Set exercise 1>
In the rows, reproduce the lines between the one containing "paragraph: D'après les" and the one containing "paragraph: Au moment", inclusive, substituting "masse" for "tumeur" and leaving everything else unchanged.

From earlier swoll, from Middle English swal, swall, swalle (simple past tense), and suoll, suolle, swalle, swol, swole, swolle, iswolle, yswolle (past participle), inflected forms of swellen (to swell), from Old English sweall (simple past tense), from Proto-Germanic *swall, first and third person singular preterite of Proto-Germanic *swellaną (to swell); further origin uncertain.

Pronunciation

Adjective

swole (comparative swoler, superlative swolest)

  1. (chiefly African-American Vernacular, dialectal) Swollen, enlarged.
    • 1929 May, Harry G. Huse, “The One Big Union”, in The Frontier: A Magazine of the Northwest, volume IX, number 4, page 338:
      Well, we git him into the cook-car between us, and git him stretched out on the table and some water on him. He's kind of a sorry sight what with the black eye and swole lip he got earlier in the evenin' and now a lump on his head the size of a hen's egg where the potato masher's hit him.
    • 1950, Robert Penn Warren, World Enough and Time: A Romantic Novel, New York, N.Y.: Random House, page 370:
      Hell fahr, I bet my head is so swole with law I oughta be jedge and make them lawyers yore-honor me all day long, till cows drop coon-hounds stid of calves and bulls grow tits.

Set exercise 2>
Answer these questions from the entry on "swole":
(a) Which Old English simple past tense form does the word come from?
(b) What are its comparative and superlative forms?
(c) In the 1929 quotation, what is the size of the lump on his head compared to?

Materials provided>
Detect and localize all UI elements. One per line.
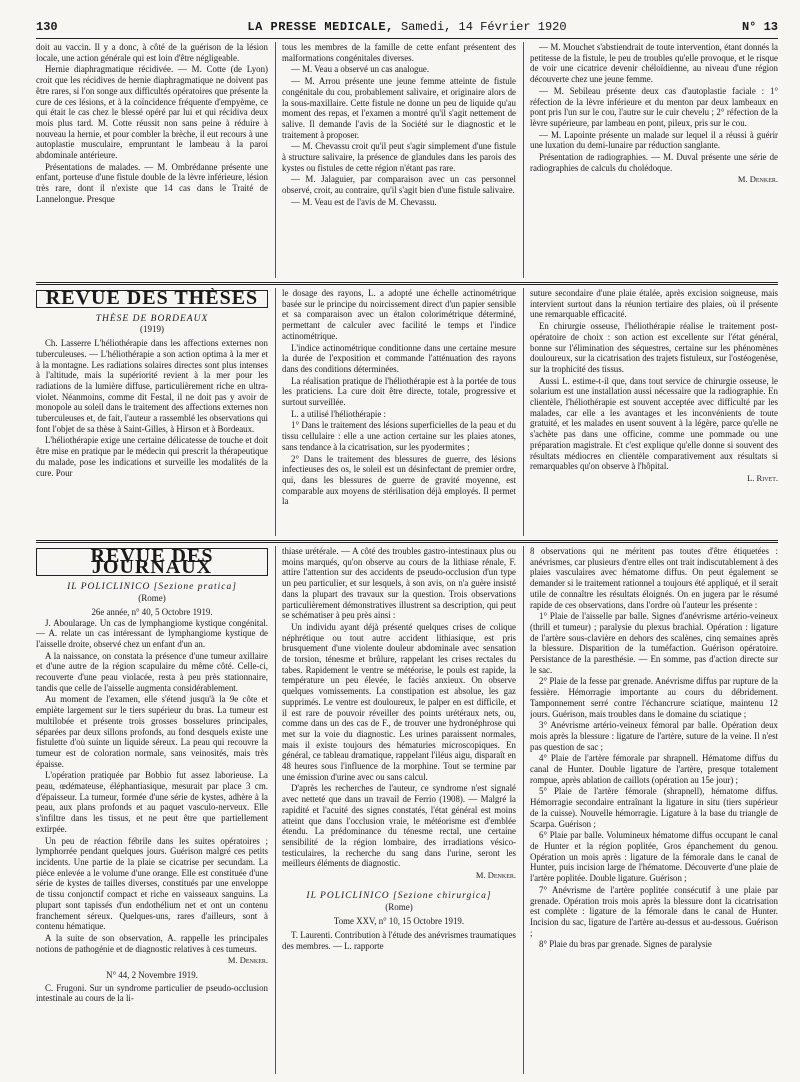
paragraph: D'après les recherches de l'auteur, ce syndrome n'est signalé avec netteté que dans un travail de Ferrio (1908). — Malgré la rapidité et l'acuité des signes constatés, l'état général est moins atteint que dans l'occlusion vraie, le météorisme est d'emblée étendu. La prédominance du ténesme rectal, une certaine sensibilité de la région lombaire, des irradiations vésico-testiculaires, la recherche du sang dans l'urine, seront les meilleurs éléments de diagnostic.	[282, 783, 516, 869]
paragraph: Au moment de l'examen, elle s'étend jusqu'à la 9e côte et empiète largement sur le tiers supérieur du bras. La tumeur est multilobée et présente trois grosses bosselures principales, séparées par deux sillons profonds, au fond desquels existe une fistulette d'où suinte un liquide séreux. La peau qui recouvre la tumeur est de coloration normale, sans veinosités, mais très épaisse.	[36, 694, 268, 769]
paragraph: 8 observations qui ne méritent pas toutes d'être étiquetées : anévrismes, car plusieurs d'entre elles ont trait indiscutablement à des plaies vasculaires avec hématome diffus. On peut également se demander si le traitement rationnel a toujours été appliqué, et il serait utile de connaître les résultats éloignés. On en jugera par le résumé rapide de ces observations, dans l'ordre où l'auteur les présente :	[530, 546, 778, 610]
journal-source: IL POLICLINICO [Sezione pratica]	[67, 582, 237, 593]
column-divider	[523, 42, 524, 278]
section-heading-theses: REVUE DES THÈSES	[36, 290, 268, 308]
paragraph: — M. Arrou présente une jeune femme atteinte de fistule congénitale du cou, probablement salivaire, et originaire alors de la sous-maxillaire. Cette fistule ne donne un peu de liquide qu'au moment des repas, et l'examen a montré qu'il s'agit nettement de salive. Il demande l'avis de la Société sur le diagnostic et le traitement à proposer.	[282, 76, 516, 140]
page-number: 130	[36, 20, 58, 34]
paragraph: suture secondaire d'une plaie étalée, après excision soigneuse, mais intervient surtout dans la réunion tertiaire des plaies, où il présente une remarquable efficacité.	[530, 288, 778, 320]
paragraph: A la suite de son observation, A. rappelle les principales notions de pathogénie et de diagnostic relatives à ces tumeurs.	[36, 932, 268, 954]
paragraph: 2° Dans le traitement des blessures de guerre, des lésions infectieuses des os, le soleil est un désinfectant de premier ordre, qui, dans les blessures de guerre de gravité moyenne, est comparable aux moyens de stérilisation déjà employés. Il permet la	[282, 453, 516, 507]
author-signature: M. Denker.	[227, 955, 268, 966]
paragraph: 1° Dans le traitement des lésions superficielles de la peau et du tissu cellulaire : elle a une action certaine sur les plaies atones, sans tendance à la cicatrisation, sur les pyodermites ;	[282, 420, 516, 452]
page-header	[36, 16, 778, 38]
theses-column-1	[36, 288, 268, 536]
column-divider	[523, 546, 524, 1074]
paragraph: 5° Plaie de l'artère fémorale (shrapnell), hématome diffus. Hémorragie secondaire entraînant la ligature in situ (tiers supérieur de la cuisse). Nouvelle hémorragie. Ligature à la base du triangle de Scarpa. Guérison ;	[530, 786, 778, 829]
theses-year: (1919)	[140, 324, 164, 335]
paragraph: J. Aboularage. Un cas de lymphangiome kystique congénital. — A. relate un cas intéressant de lymphangiome kystique de l'aisselle droite, observé chez un enfant d'un an.	[36, 617, 268, 649]
paragraph: 2° Plaie de la fesse par grenade. Anévrisme diffus par rupture de la fessière. Hémorragie importante au cours du débridement. Tamponnement serré contre l'échancrure sciatique, maintenu 12 jours. Guérison, mais troubles dans le domaine du sciatique ;	[530, 676, 778, 719]
paragraph: L'héliothérapie exige une certaine délicatesse de touche et doit être mise en pratique par le médecin qui prescrit la thérapeutique du malade, pose les indications et surveille les modalités de la cure. Pour	[36, 435, 268, 478]
paragraph: 1° Plaie de l'aisselle par balle. Signes d'anévrisme artério-veineux (thrill et tumeur) ; paralysie du plexus brachial. Opération : ligature de l'artère sous-clavière en dehors des scalènes, cinq semaines après la blessure. Disparition de la tuméfaction. Guérison opératoire. Persistance de la paresthésie. — En somme, pas d'action directe sur le sac.	[530, 611, 778, 675]
paragraph: En chirurgie osseuse, l'héliothérapie réalise le traitement post-opératoire de choix : son action est excellente sur l'état général, bonne sur l'élimination des séquestres, certaine sur les phénomènes douloureux, sur la cicatrisation des trajets fistuleux, sur l'ostéogenèse, sur la trophicité des tissus.	[530, 321, 778, 374]
paragraph: 6° Plaie par balle. Volumineux hématome diffus occupant le canal de Hunter et la région poplitée, Gros épanchement du genou. Opération un mois après : ligature de la fémorale dans le canal de Hunter, puis incision large de l'hématome. Découverte d'une plaie de l'artère poplitée. Double ligature. Guérison ;	[530, 830, 778, 884]
column-divider	[275, 42, 276, 278]
journal-issue: Tome XXV, n° 10, 15 Octobre 1919.	[333, 916, 465, 927]
newspaper-page	[36, 16, 778, 1074]
section-rule	[36, 540, 778, 543]
paragraph: T. Laurenti. Contribution à l'étude des anévrismes traumatiques des membres. — L. rapporte	[282, 929, 516, 951]
paragraph: — M. Mouchet s'abstiendrait de toute intervention, étant donnés la petitesse de la fistule, le peu de troubles qu'elle provoque, et le risque de voir une cicatrice devenir chéloïdienne, au niveau d'une région découverte chez une jeune femme.	[530, 42, 778, 85]
paragraph: Ch. Lasserre L'héliothérapie dans les affections externes non tuberculeuses. — L'héliothérapie a son action optima à la mer et à la montagne. Les radiations solaires directes sont plus intenses à l'altitude, mais la supériorité revient à la mer pour les radiations de la lumière diffuse, particulièrement riche en ultra-violet. Néanmoins, comme dit Festal, il ne doit pas y avoir de monopole au soleil dans le traitement des affections externes non tuberculeuses et, de fait, l'auteur a rassemblé les observations qui font l'objet de sa thèse à Saint-Gilles, à Hirson et à Bordeaux.	[36, 338, 268, 434]
author-signature: L. Rivet.	[747, 472, 778, 483]
journaux-column-3	[530, 546, 778, 1074]
paragraph: Un individu ayant déjà présenté quelques crises de colique néphrétique ou tout autre accident lithiasique, est pris brusquement d'une violente douleur abdominale avec sensation de torsion, ténesme et brûlure, rappelant les crises rectales du tabes. Rapidement le ventre se météorise, le pouls est rapide, la température un peu élevée, le faciès anxieux. On observe quelques vomissements. La constipation est absolue, les gaz supprimés. Le ventre est douloureux, le palper en est difficile, et il est rare de pouvoir réveiller des points urétéraux nets, ou, comme dans un des cas de F., de trouver une hydronéphrose qui met sur la voie du diagnostic. Les urines paraissent normales, mais il existe toujours des hématuries microscopiques. En général, ce tableau dramatique, rappelant l'iléus aigu, disparaît en 48 heures sous l'influence de la morphine. Tout se termine par une émission d'urine avec ou sans calcul.	[282, 621, 516, 782]
section-heading-journaux: REVUE DES JOURNAUX	[36, 548, 268, 576]
author-signature: M. Denker.	[475, 870, 516, 881]
top-column-1	[36, 42, 268, 278]
author-signature: M. Denker.	[737, 174, 778, 185]
paragraph: — M. Veau a observé un cas analogue.	[291, 64, 430, 75]
theses-column-3	[530, 288, 778, 536]
paragraph: Présentations de malades. — M. Ombrédanne présente une enfant, porteuse d'une fistule double de la lèvre inférieure, lésion très rare, dont il n'existe que 14 cas dans le Traité de Lannelongue. Presque	[36, 161, 268, 204]
paragraph: C. Frugoni. Sur un syndrome particulier de pseudo-occlusion intestinale au cours de la li-	[36, 982, 268, 1004]
paragraph: — M. Jalaguier, par comparaison avec un cas personnel observé, croit, au contraire, qu'il s'agit bien d'une fistule salivaire.	[282, 174, 516, 196]
paragraph: thiase urétérale. — A côté des troubles gastro-intestinaux plus ou moins marqués, qu'on observe au cours de la lithiase rénale, F. attire l'attention sur des accidents de pseudo-occlusion d'un type un peu particulier, et sur lesquels, à son avis, on n'a guère insisté dans la plupart des travaux sur la question. Trois observations particulièrement démonstratives illustrent sa description, qui peut se schématiser à peu près ainsi :	[282, 546, 516, 621]
paragraph: La réalisation pratique de l'héliothérapie est à la portée de tous les praticiens. La cure doit être directe, totale, progressive et surtout surveillée.	[282, 375, 516, 408]
journal-city: (Rome)	[138, 593, 166, 604]
paragraph: 8° Plaie du bras par grenade. Signes de paralysie	[539, 939, 712, 950]
journal-source: IL POLICLINICO [Sezione chirurgica]	[306, 890, 492, 901]
paragraph: 3° Anévrisme artério-veineux fémoral par balle. Opération deux mois après la blessure : ligature de l'artère, suture de la veine. Il n'est pas question de sac ;	[530, 720, 778, 752]
column-divider	[275, 546, 276, 1074]
paragraph: — M. Veau est de l'avis de M. Chevassu.	[291, 196, 437, 207]
paragraph: 4° Plaie de l'artère fémorale par shrapnell. Hématome diffus du canal de Hunter. Double ligature de l'artère, presque totalement rompue, après ablation de caillots (opération au 15e jour) ;	[530, 753, 778, 785]
paragraph: doit au vaccin. Il y a donc, à côté de la guérison de la lésion locale, une action générale qui est loin d'être négligeable.	[36, 42, 268, 63]
journal-issue: 26e année, n° 40, 5 Octobre 1919.	[91, 606, 213, 617]
journal-issue: N° 44, 2 Novembre 1919.	[106, 970, 198, 981]
paragraph: Présentation de radiographies. — M. Duval présente une série de radiographies de calculs du cholédoque.	[530, 152, 778, 173]
journal-name: LA PRESSE MEDICALE,	[247, 20, 394, 34]
top-column-3	[530, 42, 778, 278]
theses-column-2	[282, 288, 516, 536]
paragraph: A la naissance, on constata la présence d'une tumeur axillaire et d'une autre de la région scapulaire du même côté. Celle-ci, recouverte d'une peau violacée, resta à peu près stationnaire, tandis que celle de l'aisselle augmenta considérablement.	[36, 650, 268, 693]
paragraph: — M. Sebileau présente deux cas d'autoplastie faciale : 1° réfection de la lèvre inférieure et du menton par deux lambeaux en pont pris l'un sur le cou, l'autre sur le cuir chevelu ; 2° réfection de la lèvre supérieure, par lambeau en pont, pileux, pris sur le cou.	[530, 85, 778, 128]
paragraph: Hernie diaphragmatique récidivée. — M. Cotte (de Lyon) croit que les récidives de hernie diaphragmatique ne doivent pas être rares, si l'on songe aux difficultés opératoires que présente la cure de ces lésions, et à la coïncidence fréquente d'empyème, ce qui était le cas chez le blessé opéré par lui et qui récidiva deux mois plus tard. M. Cotte réussit non sans peine à réduire à nouveau la hernie, et pour combler la brèche, il eut recours à une autoplastie musculaire, empruntant le lambeau à la paroi abdominale antérieure.	[36, 64, 268, 161]
paragraph: L'indice actinométrique conditionne dans une certaine mesure la durée de l'exposition et commande l'atténuation des rayons dans des conditions déterminées.	[282, 342, 516, 374]
section-rule	[36, 282, 778, 285]
paragraph: Un peu de réaction fébrile dans les suites opératoires ; lymphorrée pendant quelques jours. Guérison malgré ces petits incidents. Une partie de la plaie se cicatrise per secundam. La pièce enlevée a le volume d'une orange. Elle est constituée d'une série de kystes de tailles diverses, constitués par une enveloppe de tissu conjonctif compact et riche en vaisseaux sanguins. La plupart sont tapissés d'un endothélium net et ont un contenu franchement séreux. Quelques-uns, rares d'ailleurs, sont à contenu hématique.	[36, 835, 268, 932]
issue-number: N° 13	[741, 20, 778, 34]
journal-title	[36, 20, 778, 34]
paragraph: le dosage des rayons, L. a adopté une échelle actinométrique basée sur le principe du noircissement direct d'un papier sensible et sa comparaison avec un étalon colorimétrique déterminé, permettant de calculer avec facilité le temps et l'indice actinométrique.	[282, 288, 516, 341]
issue-date: Samedi, 14 Février 1920	[393, 20, 567, 34]
paragraph: Aussi L. estime-t-il que, dans tout service de chirurgie osseuse, le solarium est une installation aussi nécessaire que la radiographie. En clientèle, l'héliothérapie est souvent acceptée avec difficulté par les malades, car elle a les avantages et les inconvénients de toute gratuité, et les malades en usent souvent à la légère, parce qu'elle ne s'achète pas dans une officine, comme une pommade ou une préparation magistrale. Et c'est explique qu'elle donne si souvent des résultats médiocres en clientèle comparativement aux résultats si remarquables qu'on observe à l'hôpital.	[530, 375, 778, 472]
paragraph: — M. Lapointe présente un malade sur lequel il a réussi à guérir une luxation du demi-lunaire par réduction sanglante.	[530, 129, 778, 151]
journaux-column-2	[282, 546, 516, 1074]
top-column-2	[282, 42, 516, 278]
column-divider	[523, 288, 524, 536]
journal-city: (Rome)	[385, 901, 413, 912]
column-divider	[275, 288, 276, 536]
paragraph: L'opération pratiquée par Bobbio fut assez laborieuse. La peau, œdémateuse, éléphantiasique, mesurait par place 3 cm. d'épaisseur. La tumeur, formée d'une série de kystes, adhère à la peau, aux plans profonds et au paquet vasculo-nerveux. Elle s'infiltre dans les tissus, et ne peut être que partiellement extirpée.	[36, 770, 268, 834]
header-rule	[36, 38, 778, 39]
paragraph: 7° Anévrisme de l'artère poplitée consécutif à une plaie par grenade. Opération trois mois après la blessure dont la cicatrisation est complète : ligature de la fémorale dans le canal de Hunter. Incision du sac, ligature de l'artère au-dessus et au-dessous. Guérison ;	[530, 884, 778, 938]
paragraph: — M. Chevassu croit qu'il peut s'agir simplement d'une fistule à structure salivaire, la présence de glandules dans les parois des kystes ou fistules de cette région n'étant pas rare.	[282, 141, 516, 173]
paragraph: L. a utilisé l'héliothérapie :	[291, 408, 387, 419]
theses-subheading: THÈSE DE BORDEAUX	[95, 313, 209, 324]
paragraph: tous les membres de la famille de cette enfant présentent des malformations congénitales diverses.	[282, 42, 516, 63]
journaux-column-1	[36, 546, 268, 1074]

Expected answer 1>
paragraph: D'après les recherches de l'auteur, ce syndrome n'est signalé avec netteté que dans un travail de Ferrio (1908). — Malgré la rapidité et l'acuité des signes constatés, l'état général est moins atteint que dans l'occlusion vraie, le météorisme est d'emblée étendu. La prédominance du ténesme rectal, une certaine sensibilité de la région lombaire, des irradiations vésico-testiculaires, la recherche du sang dans l'urine, seront les meilleurs éléments de diagnostic.	[282, 783, 516, 869]
paragraph: Au moment de l'examen, elle s'étend jusqu'à la 9e côte et empiète largement sur le tiers supérieur du bras. La masse est multilobée et présente trois grosses bosselures principales, séparées par deux sillons profonds, au fond desquels existe une fistulette d'où suinte un liquide séreux. La peau qui recouvre la masse est de coloration normale, sans veinosités, mais très épaisse.	[36, 694, 268, 769]

Expected answer 2>
(a) Sweall.
(b) Swoler and swolest.
(c) A hen's egg.